____ Source data

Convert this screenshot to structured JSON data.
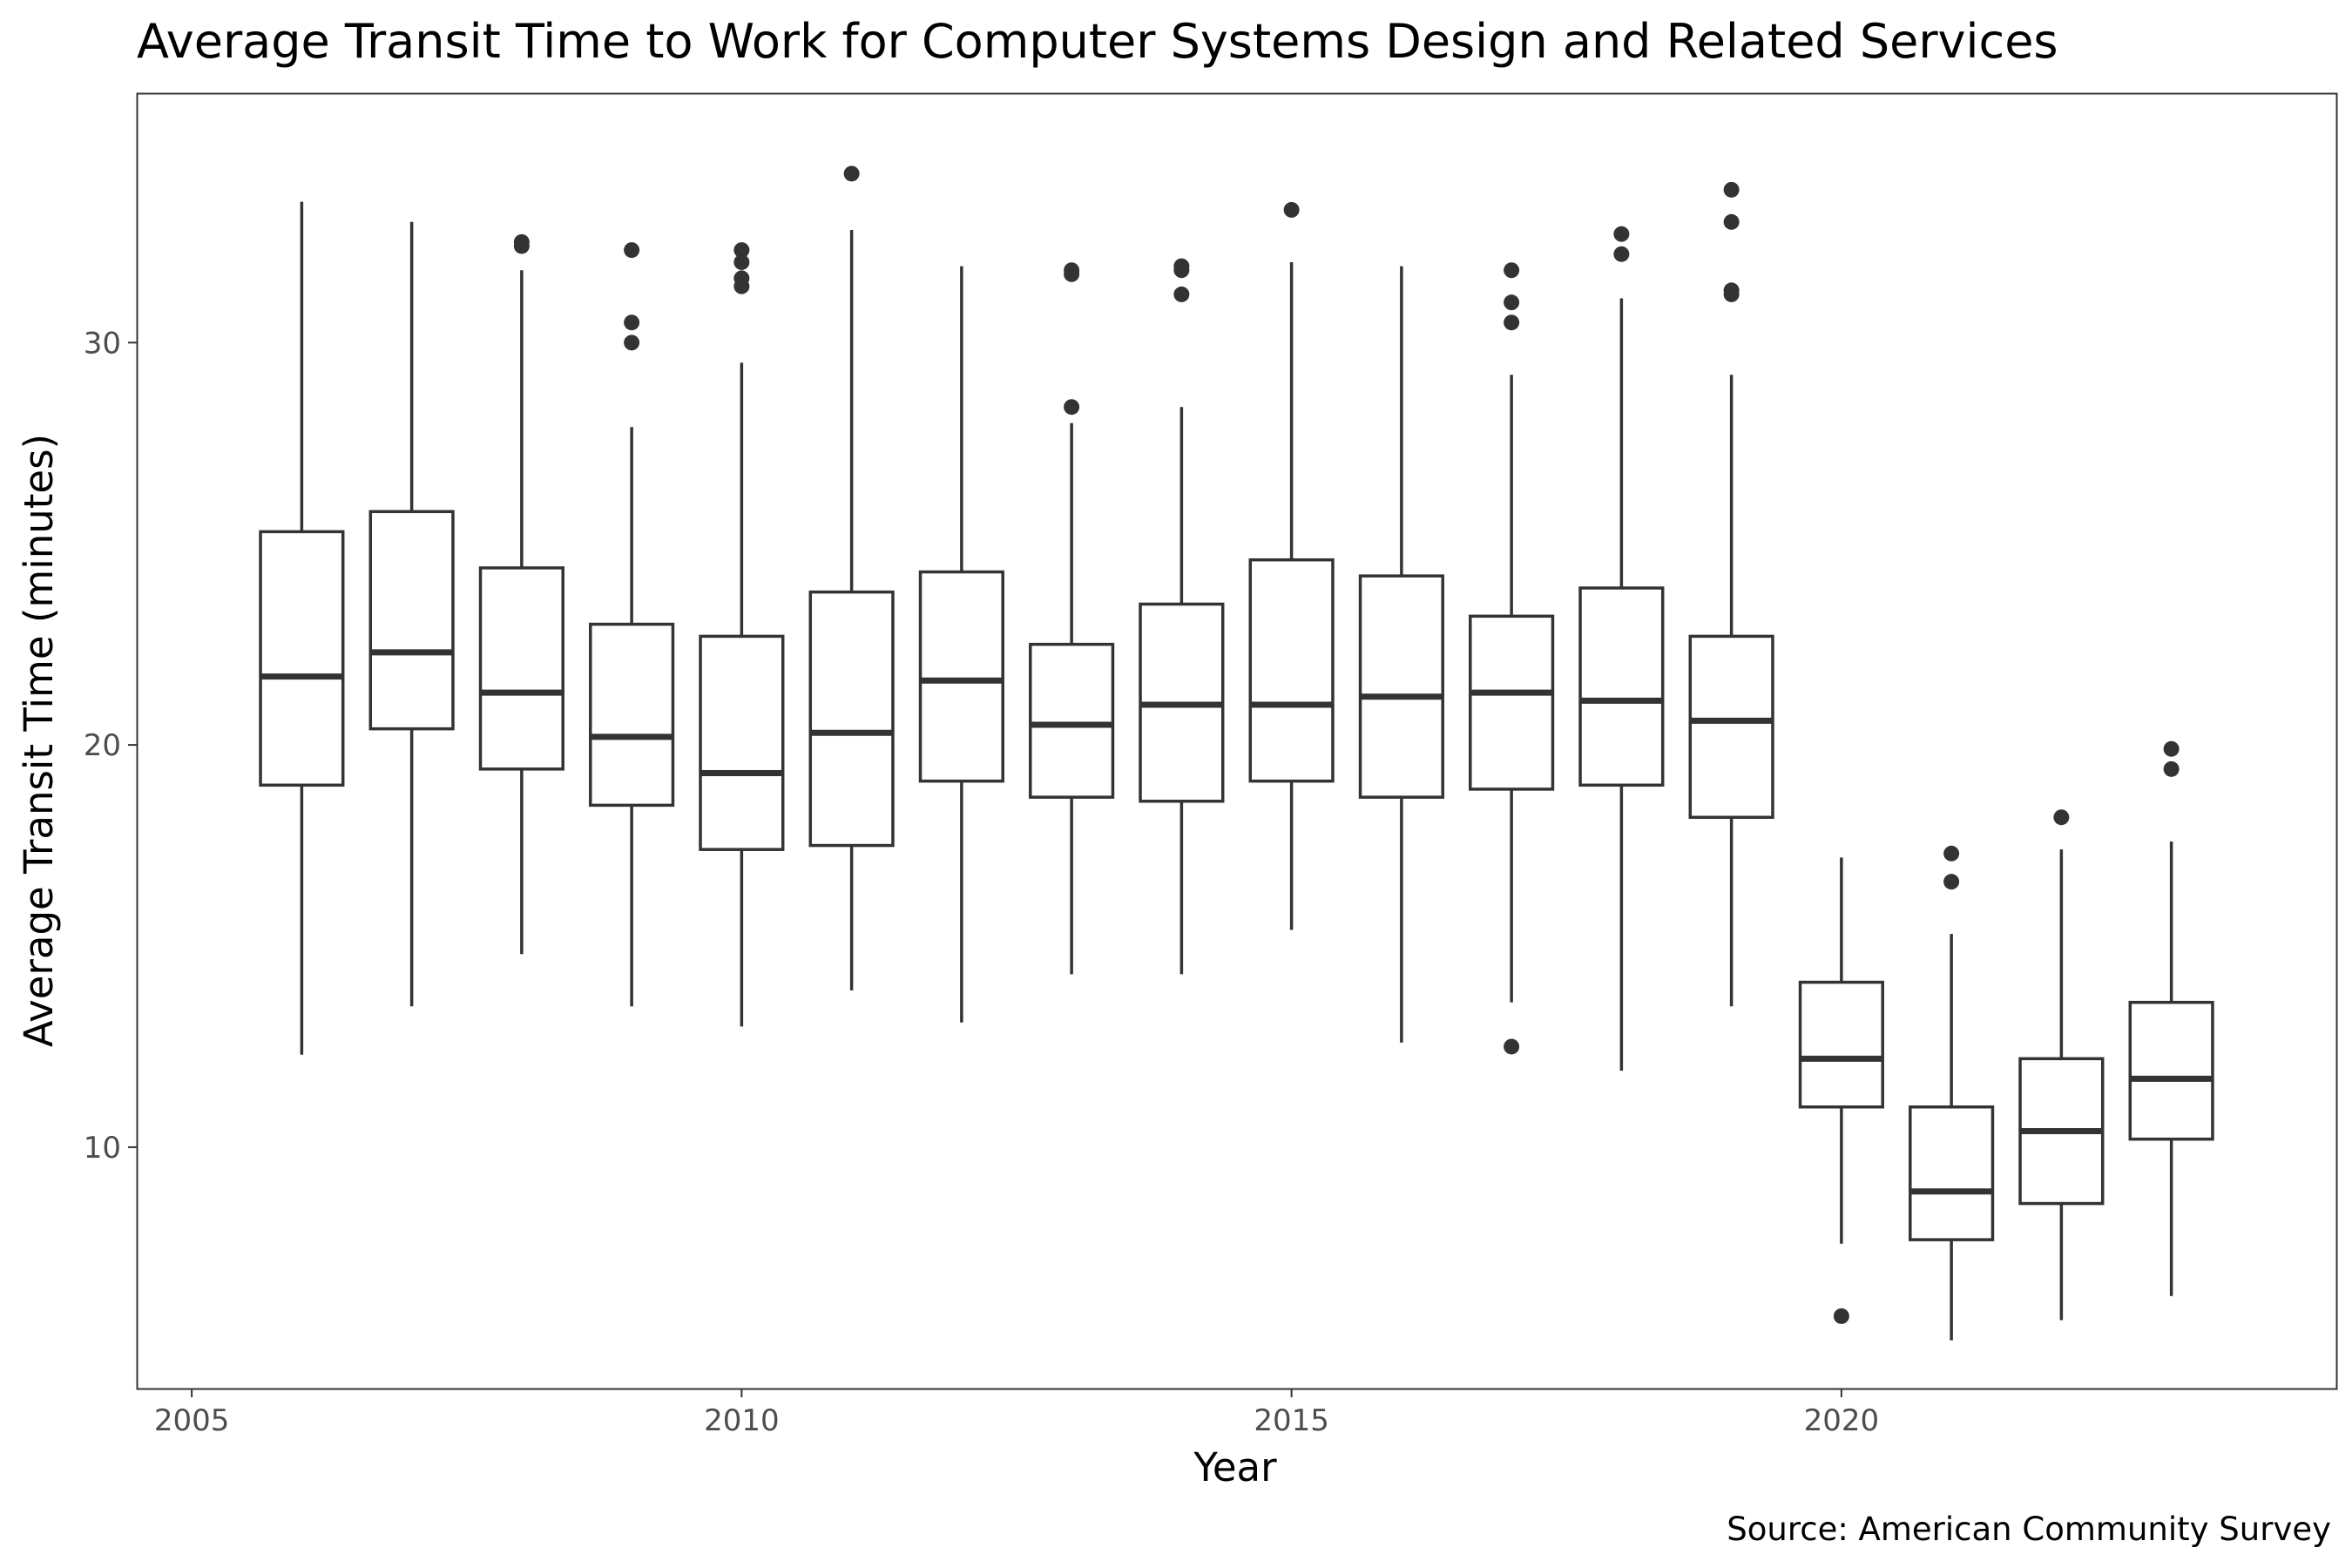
{
  "chart_data": {
    "type": "boxplot",
    "title": "Average Transit Time to Work for Computer Systems Design and Related Services",
    "xlabel": "Year",
    "ylabel": "Average Transit Time (minutes)",
    "caption": "Source: American Community Survey",
    "xlim": [
      2004.5,
      2024.5
    ],
    "ylim": [
      4.0,
      36.2
    ],
    "x_ticks": [
      2005,
      2010,
      2015,
      2020
    ],
    "y_ticks": [
      10,
      20,
      30
    ],
    "grid": false,
    "colors": {
      "stroke": "#333333",
      "panel_border": "#333333",
      "background": "#ffffff"
    },
    "boxes": [
      {
        "year": 2006,
        "whisker_low": 12.3,
        "q1": 19.0,
        "median": 21.7,
        "q3": 25.3,
        "whisker_high": 33.5,
        "outliers": []
      },
      {
        "year": 2007,
        "whisker_low": 13.5,
        "q1": 20.4,
        "median": 22.3,
        "q3": 25.8,
        "whisker_high": 33.0,
        "outliers": []
      },
      {
        "year": 2008,
        "whisker_low": 14.8,
        "q1": 19.4,
        "median": 21.3,
        "q3": 24.4,
        "whisker_high": 31.8,
        "outliers": [
          32.4,
          32.5
        ]
      },
      {
        "year": 2009,
        "whisker_low": 13.5,
        "q1": 18.5,
        "median": 20.2,
        "q3": 23.0,
        "whisker_high": 27.9,
        "outliers": [
          30.0,
          30.5,
          32.3
        ]
      },
      {
        "year": 2010,
        "whisker_low": 13.0,
        "q1": 17.4,
        "median": 19.3,
        "q3": 22.7,
        "whisker_high": 29.5,
        "outliers": [
          31.4,
          31.6,
          32.0,
          32.3
        ]
      },
      {
        "year": 2011,
        "whisker_low": 13.9,
        "q1": 17.5,
        "median": 20.3,
        "q3": 23.8,
        "whisker_high": 32.8,
        "outliers": [
          34.2
        ]
      },
      {
        "year": 2012,
        "whisker_low": 13.1,
        "q1": 19.1,
        "median": 21.6,
        "q3": 24.3,
        "whisker_high": 31.9,
        "outliers": []
      },
      {
        "year": 2013,
        "whisker_low": 14.3,
        "q1": 18.7,
        "median": 20.5,
        "q3": 22.5,
        "whisker_high": 28.0,
        "outliers": [
          28.4,
          31.7,
          31.8
        ]
      },
      {
        "year": 2014,
        "whisker_low": 14.3,
        "q1": 18.6,
        "median": 21.0,
        "q3": 23.5,
        "whisker_high": 28.4,
        "outliers": [
          31.2,
          31.8,
          31.9
        ]
      },
      {
        "year": 2015,
        "whisker_low": 15.4,
        "q1": 19.1,
        "median": 21.0,
        "q3": 24.6,
        "whisker_high": 32.0,
        "outliers": [
          33.3
        ]
      },
      {
        "year": 2016,
        "whisker_low": 12.6,
        "q1": 18.7,
        "median": 21.2,
        "q3": 24.2,
        "whisker_high": 31.9,
        "outliers": []
      },
      {
        "year": 2017,
        "whisker_low": 13.6,
        "q1": 18.9,
        "median": 21.3,
        "q3": 23.2,
        "whisker_high": 29.2,
        "outliers": [
          12.5,
          30.5,
          31.0,
          31.8
        ]
      },
      {
        "year": 2018,
        "whisker_low": 11.9,
        "q1": 19.0,
        "median": 21.1,
        "q3": 23.9,
        "whisker_high": 31.1,
        "outliers": [
          32.2,
          32.7
        ]
      },
      {
        "year": 2019,
        "whisker_low": 13.5,
        "q1": 18.2,
        "median": 20.6,
        "q3": 22.7,
        "whisker_high": 29.2,
        "outliers": [
          31.2,
          31.3,
          33.0,
          33.8
        ]
      },
      {
        "year": 2020,
        "whisker_low": 7.6,
        "q1": 11.0,
        "median": 12.2,
        "q3": 14.1,
        "whisker_high": 17.2,
        "outliers": [
          5.8
        ]
      },
      {
        "year": 2021,
        "whisker_low": 5.2,
        "q1": 7.7,
        "median": 8.9,
        "q3": 11.0,
        "whisker_high": 15.3,
        "outliers": [
          16.6,
          17.3
        ]
      },
      {
        "year": 2022,
        "whisker_low": 5.7,
        "q1": 8.6,
        "median": 10.4,
        "q3": 12.2,
        "whisker_high": 17.4,
        "outliers": [
          18.2
        ]
      },
      {
        "year": 2023,
        "whisker_low": 6.3,
        "q1": 10.2,
        "median": 11.7,
        "q3": 13.6,
        "whisker_high": 17.6,
        "outliers": [
          19.4,
          19.9
        ]
      }
    ]
  }
}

________

- _The problem_
Whichever lines contain the string "Average", select and copy them.

- _Answer to this exercise_
    "title": "Average Transit Time to Work for Computer Systems Design and Related Services",
    "ylabel": "Average Transit Time (minutes)",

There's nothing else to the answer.